### GIVEN ENTRIES
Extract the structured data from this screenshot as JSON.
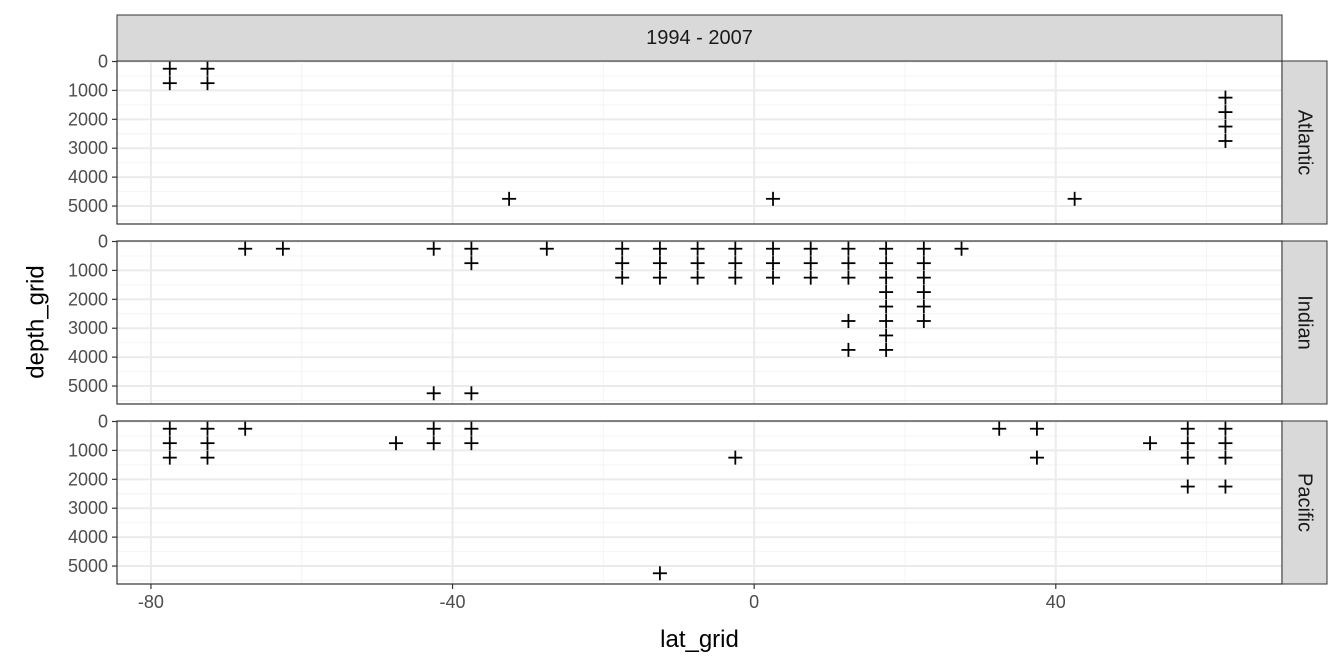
{
  "chart_data": {
    "type": "scatter",
    "marker": "plus",
    "title": "",
    "column_strip": "1994 - 2007",
    "xlabel": "lat_grid",
    "ylabel": "depth_grid",
    "xlim": [
      -84.5,
      70
    ],
    "ylim": [
      5500,
      0
    ],
    "y_reversed": true,
    "x_ticks": [
      -80,
      -40,
      0,
      40
    ],
    "x_tick_labels": [
      "-80",
      "-40",
      "0",
      "40"
    ],
    "y_ticks": [
      0,
      1000,
      2000,
      3000,
      4000,
      5000
    ],
    "y_tick_labels": [
      "0",
      "1000",
      "2000",
      "3000",
      "4000",
      "5000"
    ],
    "grid": true,
    "legend": "none",
    "colors": {
      "panel_border": "#333333",
      "strip_fill": "#d9d9d9",
      "grid_major": "#ebebeb",
      "grid_minor": "#f4f4f4",
      "point": "#000000"
    },
    "panels": [
      {
        "name": "Atlantic",
        "points": [
          {
            "x": -77.5,
            "y": 250
          },
          {
            "x": -77.5,
            "y": 750
          },
          {
            "x": -72.5,
            "y": 250
          },
          {
            "x": -72.5,
            "y": 750
          },
          {
            "x": -32.5,
            "y": 4750
          },
          {
            "x": 2.5,
            "y": 4750
          },
          {
            "x": 42.5,
            "y": 4750
          },
          {
            "x": 62.5,
            "y": 1250
          },
          {
            "x": 62.5,
            "y": 1750
          },
          {
            "x": 62.5,
            "y": 2250
          },
          {
            "x": 62.5,
            "y": 2750
          }
        ]
      },
      {
        "name": "Indian",
        "points": [
          {
            "x": -67.5,
            "y": 250
          },
          {
            "x": -62.5,
            "y": 250
          },
          {
            "x": -42.5,
            "y": 250
          },
          {
            "x": -42.5,
            "y": 5250
          },
          {
            "x": -37.5,
            "y": 250
          },
          {
            "x": -37.5,
            "y": 750
          },
          {
            "x": -37.5,
            "y": 5250
          },
          {
            "x": -27.5,
            "y": 250
          },
          {
            "x": -17.5,
            "y": 250
          },
          {
            "x": -17.5,
            "y": 750
          },
          {
            "x": -17.5,
            "y": 1250
          },
          {
            "x": -12.5,
            "y": 250
          },
          {
            "x": -12.5,
            "y": 750
          },
          {
            "x": -12.5,
            "y": 1250
          },
          {
            "x": -7.5,
            "y": 250
          },
          {
            "x": -7.5,
            "y": 750
          },
          {
            "x": -7.5,
            "y": 1250
          },
          {
            "x": -2.5,
            "y": 250
          },
          {
            "x": -2.5,
            "y": 750
          },
          {
            "x": -2.5,
            "y": 1250
          },
          {
            "x": 2.5,
            "y": 250
          },
          {
            "x": 2.5,
            "y": 750
          },
          {
            "x": 2.5,
            "y": 1250
          },
          {
            "x": 7.5,
            "y": 250
          },
          {
            "x": 7.5,
            "y": 750
          },
          {
            "x": 7.5,
            "y": 1250
          },
          {
            "x": 12.5,
            "y": 250
          },
          {
            "x": 12.5,
            "y": 750
          },
          {
            "x": 12.5,
            "y": 1250
          },
          {
            "x": 12.5,
            "y": 2750
          },
          {
            "x": 12.5,
            "y": 3750
          },
          {
            "x": 17.5,
            "y": 250
          },
          {
            "x": 17.5,
            "y": 750
          },
          {
            "x": 17.5,
            "y": 1250
          },
          {
            "x": 17.5,
            "y": 1750
          },
          {
            "x": 17.5,
            "y": 2250
          },
          {
            "x": 17.5,
            "y": 2750
          },
          {
            "x": 17.5,
            "y": 3250
          },
          {
            "x": 17.5,
            "y": 3750
          },
          {
            "x": 22.5,
            "y": 250
          },
          {
            "x": 22.5,
            "y": 750
          },
          {
            "x": 22.5,
            "y": 1250
          },
          {
            "x": 22.5,
            "y": 1750
          },
          {
            "x": 22.5,
            "y": 2250
          },
          {
            "x": 22.5,
            "y": 2750
          },
          {
            "x": 27.5,
            "y": 250
          }
        ]
      },
      {
        "name": "Pacific",
        "points": [
          {
            "x": -77.5,
            "y": 250
          },
          {
            "x": -77.5,
            "y": 750
          },
          {
            "x": -77.5,
            "y": 1250
          },
          {
            "x": -72.5,
            "y": 250
          },
          {
            "x": -72.5,
            "y": 750
          },
          {
            "x": -72.5,
            "y": 1250
          },
          {
            "x": -67.5,
            "y": 250
          },
          {
            "x": -47.5,
            "y": 750
          },
          {
            "x": -42.5,
            "y": 250
          },
          {
            "x": -42.5,
            "y": 750
          },
          {
            "x": -37.5,
            "y": 250
          },
          {
            "x": -37.5,
            "y": 750
          },
          {
            "x": -12.5,
            "y": 5250
          },
          {
            "x": -2.5,
            "y": 1250
          },
          {
            "x": 32.5,
            "y": 250
          },
          {
            "x": 37.5,
            "y": 250
          },
          {
            "x": 37.5,
            "y": 1250
          },
          {
            "x": 52.5,
            "y": 750
          },
          {
            "x": 57.5,
            "y": 250
          },
          {
            "x": 57.5,
            "y": 750
          },
          {
            "x": 57.5,
            "y": 1250
          },
          {
            "x": 57.5,
            "y": 2250
          },
          {
            "x": 62.5,
            "y": 250
          },
          {
            "x": 62.5,
            "y": 750
          },
          {
            "x": 62.5,
            "y": 1250
          },
          {
            "x": 62.5,
            "y": 2250
          }
        ]
      }
    ]
  }
}
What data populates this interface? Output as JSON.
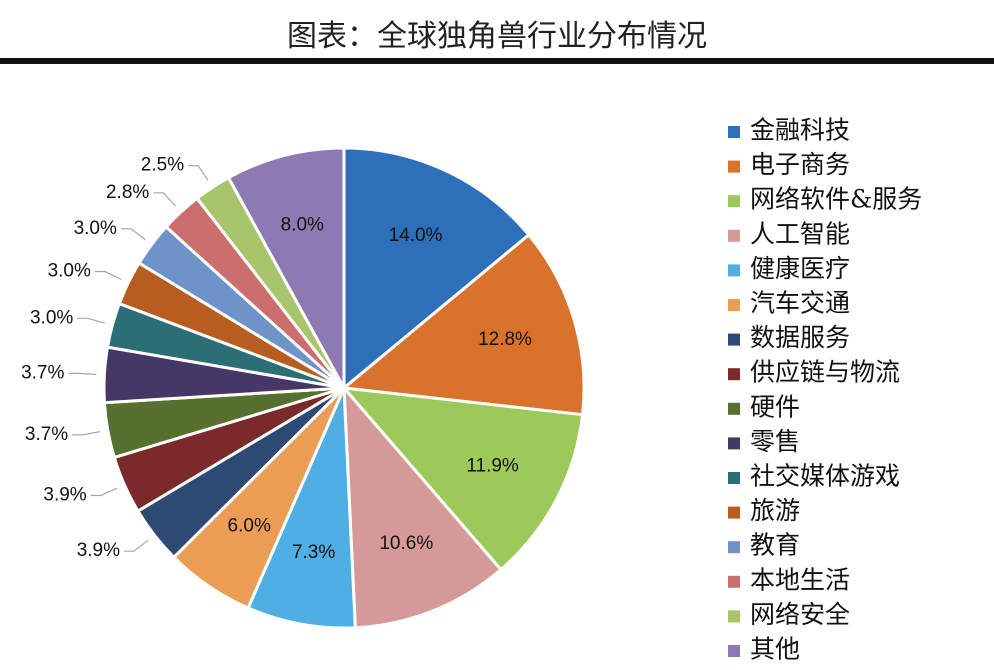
{
  "chart_data": {
    "type": "pie",
    "title": "图表：全球独角兽行业分布情况",
    "slices": [
      {
        "name": "金融科技",
        "value": 14.0,
        "label": "14.0%",
        "color": "#2E6FBA"
      },
      {
        "name": "电子商务",
        "value": 12.8,
        "label": "12.8%",
        "color": "#D9732C"
      },
      {
        "name": "网络软件&服务",
        "value": 11.9,
        "label": "11.9%",
        "color": "#9DC85A"
      },
      {
        "name": "人工智能",
        "value": 10.6,
        "label": "10.6%",
        "color": "#D59A97"
      },
      {
        "name": "健康医疗",
        "value": 7.3,
        "label": "7.3%",
        "color": "#4FAFE4"
      },
      {
        "name": "汽车交通",
        "value": 6.0,
        "label": "6.0%",
        "color": "#EC9D55"
      },
      {
        "name": "数据服务",
        "value": 3.9,
        "label": "3.9%",
        "color": "#2D4A73"
      },
      {
        "name": "供应链与物流",
        "value": 3.9,
        "label": "3.9%",
        "color": "#7A2A2A"
      },
      {
        "name": "硬件",
        "value": 3.7,
        "label": "3.7%",
        "color": "#57702F"
      },
      {
        "name": "零售",
        "value": 3.7,
        "label": "3.7%",
        "color": "#463866"
      },
      {
        "name": "社交媒体游戏",
        "value": 3.0,
        "label": "3.0%",
        "color": "#2C6E76"
      },
      {
        "name": "旅游",
        "value": 3.0,
        "label": "3.0%",
        "color": "#B85D1F"
      },
      {
        "name": "教育",
        "value": 3.0,
        "label": "3.0%",
        "color": "#6E93C9"
      },
      {
        "name": "本地生活",
        "value": 2.8,
        "label": "2.8%",
        "color": "#CD6E6E"
      },
      {
        "name": "网络安全",
        "value": 2.5,
        "label": "2.5%",
        "color": "#A9C56B"
      },
      {
        "name": "其他",
        "value": 8.0,
        "label": "8.0%",
        "color": "#8E7AB2"
      }
    ],
    "legend_position": "right"
  }
}
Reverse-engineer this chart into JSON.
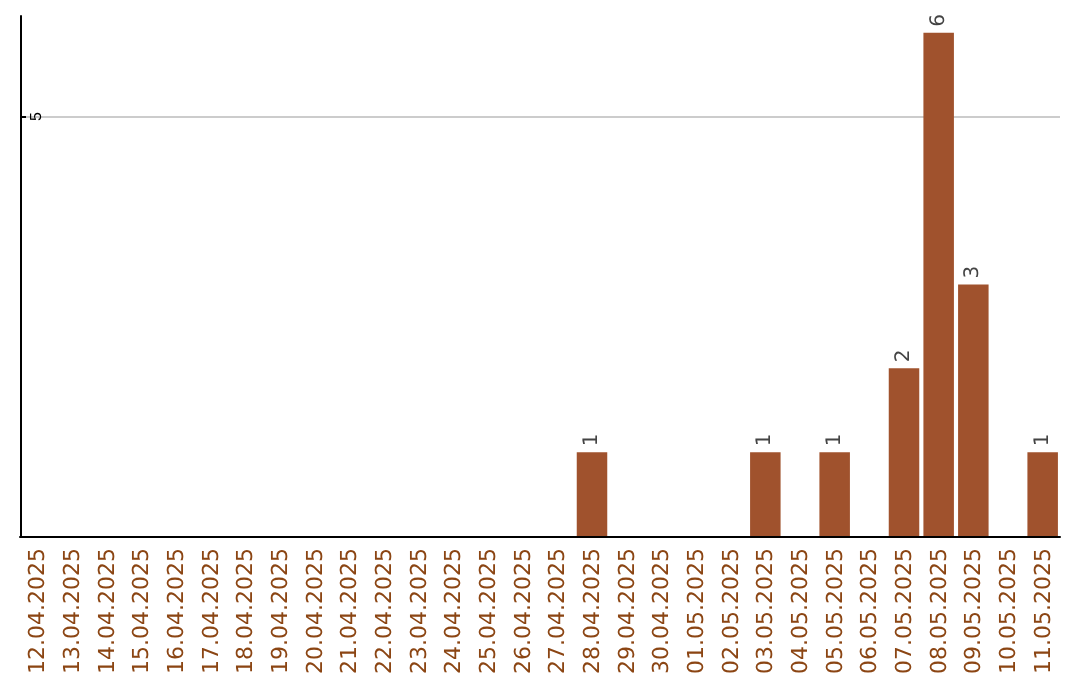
{
  "chart_data": {
    "type": "bar",
    "categories": [
      "12.04.2025",
      "13.04.2025",
      "14.04.2025",
      "15.04.2025",
      "16.04.2025",
      "17.04.2025",
      "18.04.2025",
      "19.04.2025",
      "20.04.2025",
      "21.04.2025",
      "22.04.2025",
      "23.04.2025",
      "24.04.2025",
      "25.04.2025",
      "26.04.2025",
      "27.04.2025",
      "28.04.2025",
      "29.04.2025",
      "30.04.2025",
      "01.05.2025",
      "02.05.2025",
      "03.05.2025",
      "04.05.2025",
      "05.05.2025",
      "06.05.2025",
      "07.05.2025",
      "08.05.2025",
      "09.05.2025",
      "10.05.2025",
      "11.05.2025"
    ],
    "values": [
      null,
      null,
      null,
      null,
      null,
      null,
      null,
      null,
      null,
      null,
      null,
      null,
      null,
      null,
      null,
      null,
      1,
      null,
      null,
      null,
      null,
      1,
      null,
      1,
      null,
      2,
      6,
      3,
      null,
      1
    ],
    "value_labels": [
      null,
      null,
      null,
      null,
      null,
      null,
      null,
      null,
      null,
      null,
      null,
      null,
      null,
      null,
      null,
      null,
      "1",
      null,
      null,
      null,
      null,
      "1",
      null,
      "1",
      null,
      "2",
      "6",
      "3",
      null,
      "1"
    ],
    "color": "#a0522d",
    "ylim": [
      0,
      6.2
    ],
    "yticks": [
      5
    ],
    "grid": "y"
  }
}
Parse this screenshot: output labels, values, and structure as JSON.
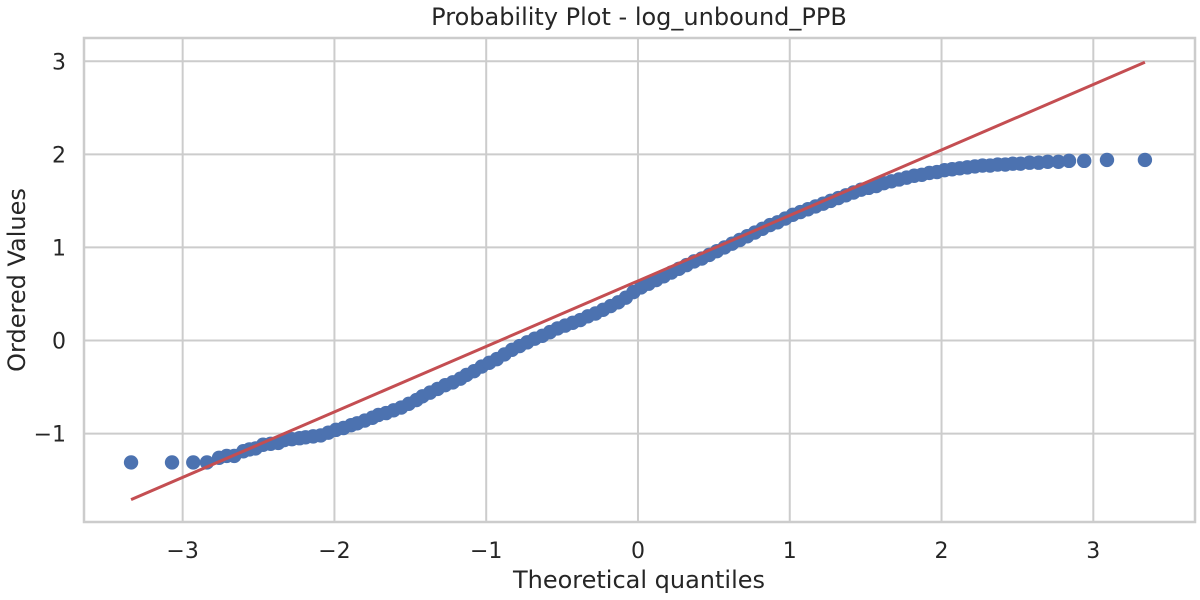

### STATED TASK
From the data above, gather every line that includes the word "values".

### WRITTEN SOLUTION
    "values": [
Parse this screenshot: output labels, values, and structure as JSON.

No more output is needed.